Job: Write out all entries word for word.

-- BEGIN --

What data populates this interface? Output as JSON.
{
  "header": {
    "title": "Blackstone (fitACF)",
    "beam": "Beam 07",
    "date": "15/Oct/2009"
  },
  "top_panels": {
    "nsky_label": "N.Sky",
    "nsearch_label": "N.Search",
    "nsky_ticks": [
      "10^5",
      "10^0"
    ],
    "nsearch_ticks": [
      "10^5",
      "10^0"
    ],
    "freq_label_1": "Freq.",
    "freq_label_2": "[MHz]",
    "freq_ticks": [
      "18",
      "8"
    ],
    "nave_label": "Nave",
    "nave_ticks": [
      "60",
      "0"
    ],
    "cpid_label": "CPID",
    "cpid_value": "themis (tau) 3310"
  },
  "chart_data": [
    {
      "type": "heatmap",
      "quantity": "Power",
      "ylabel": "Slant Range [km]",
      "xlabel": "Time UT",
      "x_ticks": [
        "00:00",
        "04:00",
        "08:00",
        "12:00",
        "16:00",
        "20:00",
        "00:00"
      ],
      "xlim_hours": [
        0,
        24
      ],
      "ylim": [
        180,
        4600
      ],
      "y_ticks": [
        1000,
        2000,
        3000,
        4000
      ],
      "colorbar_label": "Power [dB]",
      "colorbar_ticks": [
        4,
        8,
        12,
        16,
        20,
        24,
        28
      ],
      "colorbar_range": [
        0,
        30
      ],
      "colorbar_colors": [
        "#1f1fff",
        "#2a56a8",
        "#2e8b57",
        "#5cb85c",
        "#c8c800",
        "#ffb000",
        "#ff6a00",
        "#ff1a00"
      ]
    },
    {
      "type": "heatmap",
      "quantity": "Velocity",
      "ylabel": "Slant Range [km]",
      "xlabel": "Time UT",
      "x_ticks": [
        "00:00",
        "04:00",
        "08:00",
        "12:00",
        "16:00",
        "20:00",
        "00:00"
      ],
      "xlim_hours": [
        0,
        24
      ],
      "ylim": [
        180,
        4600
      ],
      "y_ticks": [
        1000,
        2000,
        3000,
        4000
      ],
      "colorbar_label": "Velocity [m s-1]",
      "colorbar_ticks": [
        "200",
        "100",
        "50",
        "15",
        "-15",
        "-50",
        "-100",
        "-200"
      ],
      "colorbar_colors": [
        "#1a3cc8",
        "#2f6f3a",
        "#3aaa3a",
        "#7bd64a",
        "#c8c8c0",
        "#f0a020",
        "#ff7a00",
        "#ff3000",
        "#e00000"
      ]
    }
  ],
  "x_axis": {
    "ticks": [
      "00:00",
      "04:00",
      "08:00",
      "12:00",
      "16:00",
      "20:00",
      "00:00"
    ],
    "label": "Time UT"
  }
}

-- END --

Expected output:
What data populates this interface? Output as JSON.
{
  "header": {
    "title": "Blackstone (fitACF)",
    "beam": "Beam 07",
    "date": "15/Oct/2009"
  },
  "top_panels": {
    "nsky_label": "N.Sky",
    "nsearch_label": "N.Search",
    "nsky_ticks": [
      "10^5",
      "10^0"
    ],
    "nsearch_ticks": [
      "10^5",
      "10^0"
    ],
    "freq_label_1": "Freq.",
    "freq_label_2": "[MHz]",
    "freq_ticks": [
      "18",
      "8"
    ],
    "nave_label": "Nave",
    "nave_ticks": [
      "60",
      "0"
    ],
    "cpid_label": "CPID",
    "cpid_value": "themis (tau) 3310"
  },
  "chart_data": [
    {
      "type": "heatmap",
      "quantity": "Power",
      "ylabel": "Slant Range [km]",
      "xlabel": "Time UT",
      "x_ticks": [
        "00:00",
        "04:00",
        "08:00",
        "12:00",
        "16:00",
        "20:00",
        "00:00"
      ],
      "xlim_hours": [
        0,
        24
      ],
      "ylim": [
        180,
        4600
      ],
      "y_ticks": [
        1000,
        2000,
        3000,
        4000
      ],
      "colorbar_label": "Power [dB]",
      "colorbar_ticks": [
        4,
        8,
        12,
        16,
        20,
        24,
        28
      ],
      "colorbar_range": [
        0,
        30
      ],
      "colorbar_colors": [
        "#1f1fff",
        "#2a56a8",
        "#2e8b57",
        "#5cb85c",
        "#c8c800",
        "#ffb000",
        "#ff6a00",
        "#ff1a00"
      ]
    },
    {
      "type": "heatmap",
      "quantity": "Velocity",
      "ylabel": "Slant Range [km]",
      "xlabel": "Time UT",
      "x_ticks": [
        "00:00",
        "04:00",
        "08:00",
        "12:00",
        "16:00",
        "20:00",
        "00:00"
      ],
      "xlim_hours": [
        0,
        24
      ],
      "ylim": [
        180,
        4600
      ],
      "y_ticks": [
        1000,
        2000,
        3000,
        4000
      ],
      "colorbar_label": "Velocity [m s-1]",
      "colorbar_ticks": [
        "200",
        "100",
        "50",
        "15",
        "-15",
        "-50",
        "-100",
        "-200"
      ],
      "colorbar_colors": [
        "#1a3cc8",
        "#2f6f3a",
        "#3aaa3a",
        "#7bd64a",
        "#c8c8c0",
        "#f0a020",
        "#ff7a00",
        "#ff3000",
        "#e00000"
      ]
    }
  ],
  "x_axis": {
    "ticks": [
      "00:00",
      "04:00",
      "08:00",
      "12:00",
      "16:00",
      "20:00",
      "00:00"
    ],
    "label": "Time UT"
  }
}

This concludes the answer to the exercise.